Estratto del documento:
- - -

Famiglia Roggero: ‘Nel 2005 fu istinto paterno, non una spedizione punitiva’
Nessuna spedizione punitiva ma solo istinto di protezione paterna. Così la famiglia di Mario Roggero, sui canali sociali del gioielliere, torna sull’episodio del 2005, riferendosi a una lite con il fidanzato di una delle figlie, durante la quale estrasse una pistola e minacciò anche i genitori del giovane, per cui patteggiò nel 2007. In un post pubblicato ieri sera e intitolato “Precisazione della famiglia Roggero sul precedente del 2005 e sulle falsità scritte in questi giorni”, si legge: “E’ la stessa sentenza della Corte di Assise d’appello ad affermare che quel vecchio precedente del 2005 non abbia pesato sulla condanna di oggi. Ed allora, perché oggi si gioca da troppe parti a mistificare gli atti, a calpestare la verità, a voler accreditare a tutti i costi e contro ogni evidenza la tesi di un Mario autore di una spedizione punitiva mai avvenuta? Nel post, la famiglia infatti aggiunge: “Come prima cosa, si osservi: si tratta di un fatto avvenuto 21 anni fa, ossia 16 anni prima dei fatti oggetto del processo che lo ha coinvolto. In secondo luogo, si è trattato di un episodio che non ha il minimo collegamento con i fatti oggetto della condanna di oggi”.

- - -

Compito 1:
Nella domanda posta dalla famiglia nell'articolo sulla famiglia Roggero, quali azioni si compiono "da troppe parti"? Le elenchi tutte.
Compito 2:
Indichi se ciascuna affermazione concorda con l'articolo sulla famiglia Roggero, rispondendo sì o no e citando testualmente le parole decisive: (a) Mario Roggero patteggiò nel 2007; (b) il post della famiglia fu pubblicato di mattina; (c) secondo la famiglia, l'episodio del 2005 avvenne 16 anni prima dei fatti oggetto del processo.
Compito 3:
Riprenda l'articolo sulla famiglia Roggero dal punto in cui si interrompe e ne scriva il seguito.

- - -

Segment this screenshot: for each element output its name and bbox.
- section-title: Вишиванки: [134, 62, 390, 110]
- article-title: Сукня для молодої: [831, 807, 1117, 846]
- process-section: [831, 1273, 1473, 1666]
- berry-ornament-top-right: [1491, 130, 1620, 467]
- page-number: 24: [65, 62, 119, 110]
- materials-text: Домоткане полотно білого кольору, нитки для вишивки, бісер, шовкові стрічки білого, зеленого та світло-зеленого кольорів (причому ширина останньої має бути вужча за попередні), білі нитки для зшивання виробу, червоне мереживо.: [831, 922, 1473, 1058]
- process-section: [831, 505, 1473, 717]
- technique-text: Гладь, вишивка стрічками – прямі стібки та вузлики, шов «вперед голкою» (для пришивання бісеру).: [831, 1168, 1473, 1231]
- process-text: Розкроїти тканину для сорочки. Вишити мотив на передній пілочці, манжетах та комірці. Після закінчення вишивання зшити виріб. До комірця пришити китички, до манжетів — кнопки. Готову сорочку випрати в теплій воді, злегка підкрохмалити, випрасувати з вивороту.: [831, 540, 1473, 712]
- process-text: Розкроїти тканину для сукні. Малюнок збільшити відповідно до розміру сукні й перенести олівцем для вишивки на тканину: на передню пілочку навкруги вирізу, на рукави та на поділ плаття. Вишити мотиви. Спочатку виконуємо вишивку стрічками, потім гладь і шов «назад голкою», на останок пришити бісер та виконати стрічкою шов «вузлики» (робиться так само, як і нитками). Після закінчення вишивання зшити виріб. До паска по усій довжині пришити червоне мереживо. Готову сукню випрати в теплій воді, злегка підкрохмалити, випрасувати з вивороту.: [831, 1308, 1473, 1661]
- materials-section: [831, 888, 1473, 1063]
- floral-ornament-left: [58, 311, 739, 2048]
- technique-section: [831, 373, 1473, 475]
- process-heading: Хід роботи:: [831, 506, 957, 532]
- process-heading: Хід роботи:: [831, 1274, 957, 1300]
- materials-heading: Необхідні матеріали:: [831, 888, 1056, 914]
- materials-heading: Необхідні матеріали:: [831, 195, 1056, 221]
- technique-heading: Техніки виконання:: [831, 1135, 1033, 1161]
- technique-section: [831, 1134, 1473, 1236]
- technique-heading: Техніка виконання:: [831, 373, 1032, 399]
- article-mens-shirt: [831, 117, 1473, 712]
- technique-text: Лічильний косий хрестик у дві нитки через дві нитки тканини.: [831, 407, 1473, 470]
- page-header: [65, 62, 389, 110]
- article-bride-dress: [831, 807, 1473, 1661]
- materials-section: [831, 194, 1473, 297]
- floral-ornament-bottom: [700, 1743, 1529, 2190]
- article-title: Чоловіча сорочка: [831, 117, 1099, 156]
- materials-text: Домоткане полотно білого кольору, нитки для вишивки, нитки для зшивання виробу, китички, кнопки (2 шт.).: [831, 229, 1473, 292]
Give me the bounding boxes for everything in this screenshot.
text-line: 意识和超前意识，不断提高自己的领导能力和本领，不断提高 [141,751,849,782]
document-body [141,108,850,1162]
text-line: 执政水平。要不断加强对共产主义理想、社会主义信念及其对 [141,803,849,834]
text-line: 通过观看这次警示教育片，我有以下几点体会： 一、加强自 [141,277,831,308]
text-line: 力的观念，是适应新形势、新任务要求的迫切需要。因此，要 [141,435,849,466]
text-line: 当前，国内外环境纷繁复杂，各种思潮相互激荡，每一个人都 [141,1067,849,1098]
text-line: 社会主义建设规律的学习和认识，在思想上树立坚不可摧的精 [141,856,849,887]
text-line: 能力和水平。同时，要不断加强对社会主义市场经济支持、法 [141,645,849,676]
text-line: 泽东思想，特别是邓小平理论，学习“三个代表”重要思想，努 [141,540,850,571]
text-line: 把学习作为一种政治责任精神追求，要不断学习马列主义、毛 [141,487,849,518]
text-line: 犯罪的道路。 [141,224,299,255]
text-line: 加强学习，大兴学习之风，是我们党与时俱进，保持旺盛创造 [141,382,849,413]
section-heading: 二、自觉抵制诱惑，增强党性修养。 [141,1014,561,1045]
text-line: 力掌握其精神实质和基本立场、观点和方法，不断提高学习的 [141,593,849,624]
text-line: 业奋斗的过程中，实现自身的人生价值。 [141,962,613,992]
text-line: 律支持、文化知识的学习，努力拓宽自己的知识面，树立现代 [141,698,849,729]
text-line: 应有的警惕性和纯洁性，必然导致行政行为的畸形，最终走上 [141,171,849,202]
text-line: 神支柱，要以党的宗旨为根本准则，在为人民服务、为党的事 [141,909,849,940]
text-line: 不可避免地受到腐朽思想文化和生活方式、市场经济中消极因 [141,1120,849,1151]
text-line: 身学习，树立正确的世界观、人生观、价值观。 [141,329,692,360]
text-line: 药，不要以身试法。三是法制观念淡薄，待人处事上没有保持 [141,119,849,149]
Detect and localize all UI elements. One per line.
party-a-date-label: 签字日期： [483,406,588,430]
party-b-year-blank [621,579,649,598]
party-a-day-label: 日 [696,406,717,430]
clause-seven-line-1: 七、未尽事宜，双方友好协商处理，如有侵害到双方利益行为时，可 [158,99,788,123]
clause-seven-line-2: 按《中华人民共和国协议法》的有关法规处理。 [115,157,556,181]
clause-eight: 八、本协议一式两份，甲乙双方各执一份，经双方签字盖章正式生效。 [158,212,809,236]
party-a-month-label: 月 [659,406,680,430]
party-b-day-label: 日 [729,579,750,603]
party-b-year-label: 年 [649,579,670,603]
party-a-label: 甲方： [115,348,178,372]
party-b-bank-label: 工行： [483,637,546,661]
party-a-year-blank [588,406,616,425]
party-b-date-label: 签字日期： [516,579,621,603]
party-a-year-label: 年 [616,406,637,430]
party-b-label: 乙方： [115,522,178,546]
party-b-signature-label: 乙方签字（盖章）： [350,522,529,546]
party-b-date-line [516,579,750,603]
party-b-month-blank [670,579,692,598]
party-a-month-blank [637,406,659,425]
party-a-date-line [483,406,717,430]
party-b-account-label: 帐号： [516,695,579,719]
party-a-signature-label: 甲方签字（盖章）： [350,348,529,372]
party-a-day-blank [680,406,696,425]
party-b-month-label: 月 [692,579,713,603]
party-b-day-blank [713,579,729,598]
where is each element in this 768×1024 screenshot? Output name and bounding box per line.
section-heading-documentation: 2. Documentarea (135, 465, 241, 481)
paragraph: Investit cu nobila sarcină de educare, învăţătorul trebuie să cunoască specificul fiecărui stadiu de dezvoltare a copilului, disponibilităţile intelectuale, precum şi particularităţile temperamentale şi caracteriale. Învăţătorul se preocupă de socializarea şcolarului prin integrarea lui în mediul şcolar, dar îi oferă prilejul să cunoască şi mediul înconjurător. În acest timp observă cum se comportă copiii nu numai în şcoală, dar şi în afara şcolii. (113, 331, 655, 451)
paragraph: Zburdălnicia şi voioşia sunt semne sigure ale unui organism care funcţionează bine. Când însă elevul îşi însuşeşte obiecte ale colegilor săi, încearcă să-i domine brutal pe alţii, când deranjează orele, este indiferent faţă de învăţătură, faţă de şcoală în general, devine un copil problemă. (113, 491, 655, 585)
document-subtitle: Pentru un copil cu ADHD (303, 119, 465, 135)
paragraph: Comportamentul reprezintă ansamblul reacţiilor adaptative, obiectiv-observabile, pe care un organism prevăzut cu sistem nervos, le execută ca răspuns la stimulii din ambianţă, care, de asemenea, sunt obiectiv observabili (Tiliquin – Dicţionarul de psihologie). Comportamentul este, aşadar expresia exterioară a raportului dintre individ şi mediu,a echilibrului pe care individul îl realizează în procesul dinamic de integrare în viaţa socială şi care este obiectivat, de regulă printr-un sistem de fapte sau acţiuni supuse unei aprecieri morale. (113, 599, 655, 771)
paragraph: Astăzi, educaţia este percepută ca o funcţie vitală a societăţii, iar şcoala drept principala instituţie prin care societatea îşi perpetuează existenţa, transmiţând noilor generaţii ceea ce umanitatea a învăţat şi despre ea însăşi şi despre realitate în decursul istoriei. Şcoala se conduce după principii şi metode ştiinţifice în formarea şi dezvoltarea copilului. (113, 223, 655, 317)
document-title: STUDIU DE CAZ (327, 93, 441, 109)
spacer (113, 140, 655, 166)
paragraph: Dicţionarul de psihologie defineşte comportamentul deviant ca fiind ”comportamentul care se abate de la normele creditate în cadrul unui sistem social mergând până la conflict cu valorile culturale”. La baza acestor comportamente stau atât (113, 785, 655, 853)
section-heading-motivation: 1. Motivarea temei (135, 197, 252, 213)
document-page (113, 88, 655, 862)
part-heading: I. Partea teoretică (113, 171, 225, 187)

- - -

Risposta al compito 1:
- mistificare gli atti
- calpestare la verità
- voler accreditare a tutti i costi e contro ogni evidenza la tesi di un Mario autore di una spedizione punitiva mai avvenuta

Risposta al compito 2:
(a) Sì: "per cui patteggiò nel 2007".
(b) No: "In un post pubblicato ieri sera".
(c) Sì: "ossia 16 anni prima dei fatti oggetto del processo".

Risposta al compito 3:
Famiglia Roggero,’nel 2005 fu istinto paterno, non una spedizione punitiva’
E ancora: “In terzo luogo, quell’episodio era già stato oggetto di attenzione nel processo di primo grado a carico di Mario davanti alla Corte d’assise di Appello. Tutta ‘roba’ quindi già perfettamente nota. Perché ostinarsi a tirarla fuori proprio ora? Non comprendiamo proprio il clamore mediatico di questi giorni, non possiamo accettare che Mario debba subire un’ulteriore gogna mediatica, per un episodio completamente isolato avvenuto 16 anni prima”. Infine, la famiglia Roggero sottolinea: “In quarto luogo” il fatto in sé ” è molto diverso dalle ricostruzioni che si leggono anche su autorevoli quotidiani – si legge nel post – . Quella notte, il ragazzo, fidanzato di una figlia di Mario, non si limitò a darle qualche schiaffo ma la raggiunse con alcuni pugni che le causarono lesioni, seguiti dal terrore di un doppio tentativo di investimento con l’auto, prima di abbandonarla al buio in una strada isolata. Un racconto fatto non può passare come un semplice litigio tra giovani”.